Collected data

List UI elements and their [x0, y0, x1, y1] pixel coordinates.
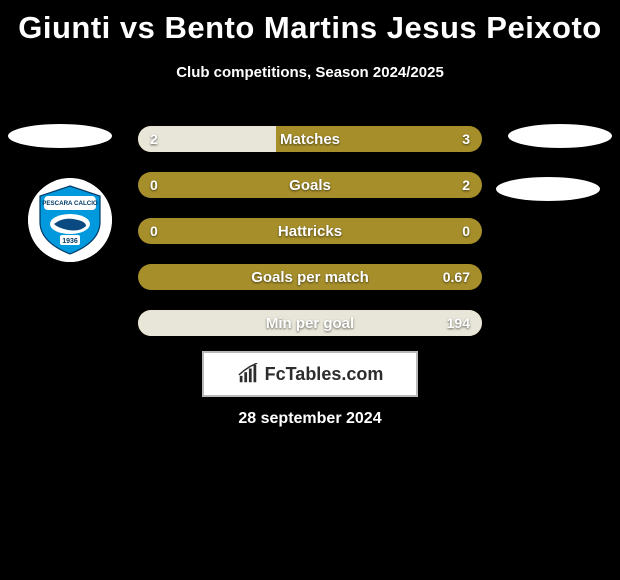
player-right-placeholder — [508, 124, 612, 148]
stat-value-right: 3 — [462, 126, 470, 152]
pescara-badge-icon: PESCARA CALCIO 1936 — [28, 178, 112, 262]
bar-background — [138, 218, 482, 244]
stat-value-right: 0 — [462, 218, 470, 244]
chart-icon — [237, 363, 259, 385]
page-title: Giunti vs Bento Martins Jesus Peixoto — [0, 0, 620, 46]
stat-value-right: 2 — [462, 172, 470, 198]
bar-background — [138, 264, 482, 290]
stats-bars: Matches23Goals02Hattricks00Goals per mat… — [138, 126, 482, 356]
bar-fill-left — [138, 126, 276, 152]
stat-row: Hattricks00 — [138, 218, 482, 244]
stat-row: Goals per match0.67 — [138, 264, 482, 290]
stat-value-right: 194 — [447, 310, 470, 336]
bar-fill-left — [138, 310, 482, 336]
player-left-placeholder — [8, 124, 112, 148]
subtitle: Club competitions, Season 2024/2025 — [0, 64, 620, 81]
stat-row: Min per goal194 — [138, 310, 482, 336]
stat-value-left: 2 — [150, 126, 158, 152]
stat-row: Matches23 — [138, 126, 482, 152]
brand-box[interactable]: FcTables.com — [202, 351, 418, 397]
date-label: 28 september 2024 — [0, 410, 620, 428]
brand-text: FcTables.com — [265, 364, 384, 385]
stat-value-left: 0 — [150, 172, 158, 198]
svg-text:1936: 1936 — [62, 238, 78, 245]
club-right-placeholder — [496, 177, 600, 201]
stat-row: Goals02 — [138, 172, 482, 198]
club-left-badge: PESCARA CALCIO 1936 — [28, 178, 112, 262]
svg-text:PESCARA CALCIO: PESCARA CALCIO — [42, 200, 98, 207]
bar-background — [138, 172, 482, 198]
stat-value-right: 0.67 — [443, 264, 470, 290]
stat-value-left: 0 — [150, 218, 158, 244]
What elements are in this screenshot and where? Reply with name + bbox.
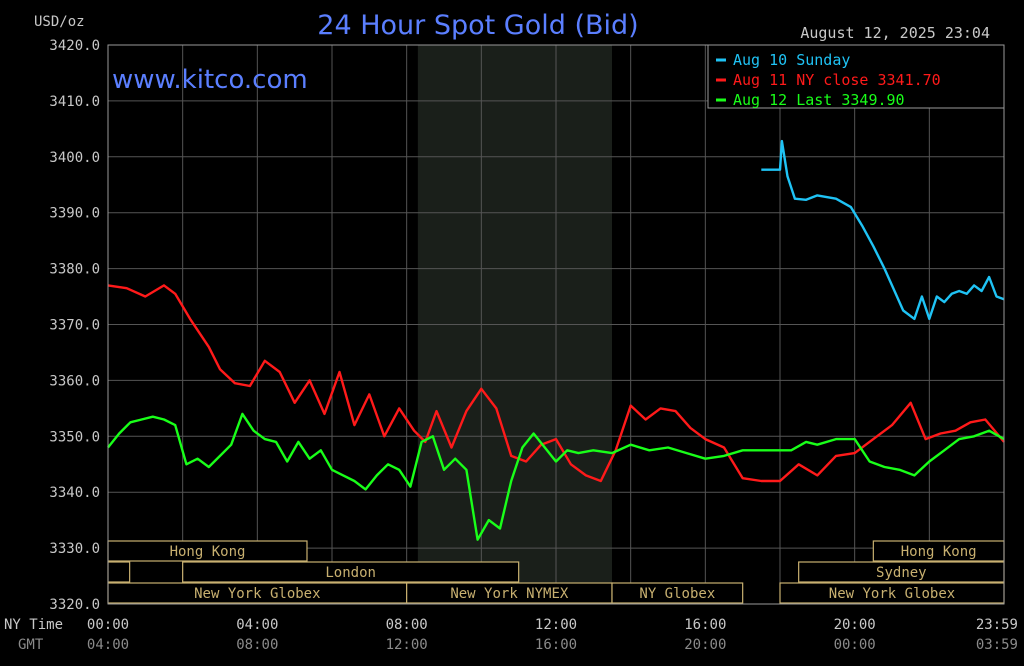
plot-frame [107, 44, 1005, 605]
market-bar: Sydney [798, 561, 1005, 583]
ny-time-label: NY Time [4, 617, 63, 633]
market-bar-box [611, 582, 744, 604]
timestamp: August 12, 2025 23:04 [800, 24, 990, 42]
y-tick-label: 3380.0 [49, 262, 100, 278]
x-tick-label-ny: 04:00 [236, 617, 278, 633]
x-tick-label-gmt: 12:00 [386, 637, 428, 653]
series-line [761, 139, 1005, 321]
legend-label: Aug 11 NY close 3341.70 [733, 71, 941, 89]
y-tick-label: 3360.0 [49, 373, 100, 389]
market-bar-label: Sydney [876, 565, 927, 581]
series-line [107, 412, 1005, 541]
y-axis-ticks: 3420.0 3410.0 3400.0 3390.0 3380.0 3370.0 3360… [49, 38, 100, 613]
x-tick-label-ny: 16:00 [684, 617, 726, 633]
y-tick-label: 3400.0 [49, 150, 100, 166]
x-tick-label-ny: 00:00 [87, 617, 129, 633]
legend: Aug 10 Sunday Aug 11 NY close 3341.70 Aug … [707, 44, 1005, 109]
y-tick-label: 3390.0 [49, 206, 100, 222]
market-bar: London [182, 561, 520, 583]
market-bar: New York Globex [779, 582, 1005, 604]
market-bar-box [107, 561, 131, 583]
market-bar-label: New York Globex [194, 586, 320, 602]
market-bar-label: Hong Kong [901, 544, 977, 560]
price-series [107, 139, 1005, 541]
x-tick-label-gmt: 20:00 [684, 637, 726, 653]
x-tick-label-gmt: 04:00 [87, 637, 129, 653]
legend-label: Aug 10 Sunday [733, 51, 850, 69]
market-bar-label: London [325, 565, 376, 581]
y-tick-label: 3410.0 [49, 94, 100, 110]
legend-label: Aug 12 Last 3349.90 [733, 91, 905, 109]
watermark: www.kitco.com [112, 65, 308, 95]
market-bar-label: New York NYMEX [450, 586, 569, 602]
y-tick-label: 3320.0 [49, 597, 100, 613]
market-bar-box [182, 561, 520, 583]
x-tick-label-gmt: 08:00 [236, 637, 278, 653]
market-bar-label: Hong Kong [170, 544, 246, 560]
gmt-label: GMT [18, 637, 44, 653]
x-axis-ticks: 00:00 04:00 08:00 12:00 16:00 20:00 23:59 04:00… [87, 617, 1018, 653]
market-bar: Hong Kong [872, 540, 1005, 562]
x-tick-label-ny: 08:00 [386, 617, 428, 633]
market-bar: New York Globex [107, 582, 408, 604]
grid-lines [108, 44, 1004, 605]
market-bar [107, 561, 131, 583]
x-tick-label-ny: 23:59 [976, 617, 1018, 633]
market-bar-label: New York Globex [829, 586, 955, 602]
y-tick-label: 3350.0 [49, 429, 100, 445]
x-tick-label-ny: 20:00 [834, 617, 876, 633]
market-bar-label: NY Globex [639, 586, 715, 602]
x-tick-label-ny: 12:00 [535, 617, 577, 633]
x-tick-label-gmt: 00:00 [834, 637, 876, 653]
market-bar: Hong Kong [107, 540, 308, 562]
unit-label: USD/oz [34, 14, 85, 30]
y-tick-label: 3420.0 [49, 38, 100, 54]
market-session-bars: Hong Kong London New York Globex New York N… [107, 540, 1005, 604]
x-tick-label-gmt: 03:59 [976, 637, 1018, 653]
market-bar: NY Globex [611, 582, 744, 604]
x-tick-label-gmt: 16:00 [535, 637, 577, 653]
y-tick-label: 3330.0 [49, 541, 100, 557]
y-tick-label: 3340.0 [49, 485, 100, 501]
y-tick-label: 3370.0 [49, 318, 100, 334]
legend-box [707, 44, 1005, 109]
market-bar: New York NYMEX [406, 582, 613, 604]
chart-title: 24 Hour Spot Gold (Bid) [317, 10, 638, 41]
series-line [107, 284, 1005, 483]
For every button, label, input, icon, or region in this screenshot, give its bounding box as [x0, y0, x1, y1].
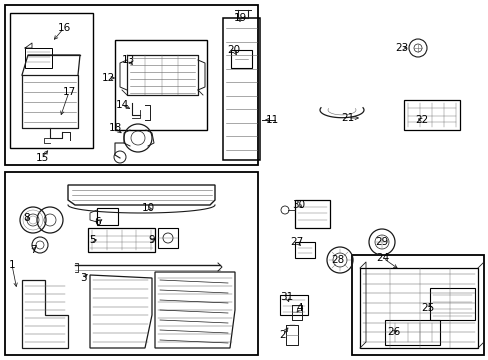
Bar: [351, 255, 483, 355]
Bar: [403, 100, 459, 130]
Bar: [158, 228, 178, 248]
Text: 21: 21: [341, 113, 354, 123]
Text: 2: 2: [279, 330, 286, 340]
Text: 6: 6: [95, 217, 101, 227]
Text: 25: 25: [421, 303, 434, 313]
Text: 13: 13: [121, 55, 134, 65]
Text: 15: 15: [35, 153, 48, 163]
Text: 4: 4: [296, 303, 303, 313]
Bar: [88, 228, 155, 252]
Text: 16: 16: [57, 23, 70, 33]
Text: 22: 22: [414, 115, 428, 125]
Text: 24: 24: [376, 253, 389, 263]
Text: 19: 19: [233, 13, 246, 23]
Bar: [115, 40, 206, 130]
Text: 30: 30: [292, 200, 305, 210]
Text: 27: 27: [290, 237, 303, 247]
Text: 18: 18: [108, 123, 122, 133]
Bar: [384, 320, 439, 345]
Text: 20: 20: [227, 45, 240, 55]
Bar: [359, 268, 477, 348]
Text: 9: 9: [148, 235, 155, 245]
Text: 3: 3: [80, 273, 86, 283]
Bar: [429, 288, 474, 320]
Text: 11: 11: [265, 115, 278, 125]
Text: 7: 7: [30, 245, 36, 255]
Bar: [10, 13, 93, 148]
Text: 29: 29: [375, 237, 388, 247]
Text: 23: 23: [395, 43, 408, 53]
Text: 26: 26: [386, 327, 400, 337]
Bar: [294, 242, 314, 258]
Text: 17: 17: [62, 87, 76, 97]
Text: 31: 31: [280, 292, 293, 302]
Text: 14: 14: [115, 100, 128, 110]
Text: 1: 1: [9, 260, 15, 270]
Bar: [5, 5, 258, 165]
Text: 8: 8: [23, 213, 30, 223]
Text: 5: 5: [88, 235, 95, 245]
Bar: [25, 48, 52, 68]
Bar: [294, 200, 329, 228]
Text: 12: 12: [101, 73, 114, 83]
Text: 28: 28: [331, 255, 344, 265]
Bar: [97, 208, 118, 225]
Bar: [280, 295, 307, 315]
Bar: [223, 18, 260, 160]
Text: 10: 10: [141, 203, 154, 213]
Bar: [5, 172, 258, 355]
Bar: [230, 50, 251, 68]
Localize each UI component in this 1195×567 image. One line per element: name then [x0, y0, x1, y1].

= What to produce =
Switch "bar-background" to "bar-track" in the material from the line with "player-right-placeholder — [508, 124, 612, 148]" to the line with "stat-row: Matches23 — [138, 126, 482, 152]", changing nothing else. Return only those lines.

= Exercise output =
player-right-placeholder — [508, 124, 612, 148]
stat-value-right: 3 — [462, 126, 470, 152]
pescara-badge-icon: PESCARA CALCIO 1936 — [28, 178, 112, 262]
bar-track — [138, 218, 482, 244]
stat-value-right: 0 — [462, 218, 470, 244]
chart-icon — [237, 363, 259, 385]
page-title: Giunti vs Bento Martins Jesus Peixoto — [0, 0, 620, 46]
stat-value-right: 2 — [462, 172, 470, 198]
bar-track — [138, 264, 482, 290]
stats-bars: Matches23Goals02Hattricks00Goals per mat… — [138, 126, 482, 356]
bar-fill-left — [138, 126, 276, 152]
stat-row: Hattricks00 — [138, 218, 482, 244]
stat-row: Goals per match0.67 — [138, 264, 482, 290]
stat-value-right: 194 — [447, 310, 470, 336]
bar-fill-left — [138, 310, 482, 336]
player-left-placeholder — [8, 124, 112, 148]
subtitle: Club competitions, Season 2024/2025 — [0, 64, 620, 81]
stat-row: Min per goal194 — [138, 310, 482, 336]
stat-value-left: 2 — [150, 126, 158, 152]
stat-row: Matches23 — [138, 126, 482, 152]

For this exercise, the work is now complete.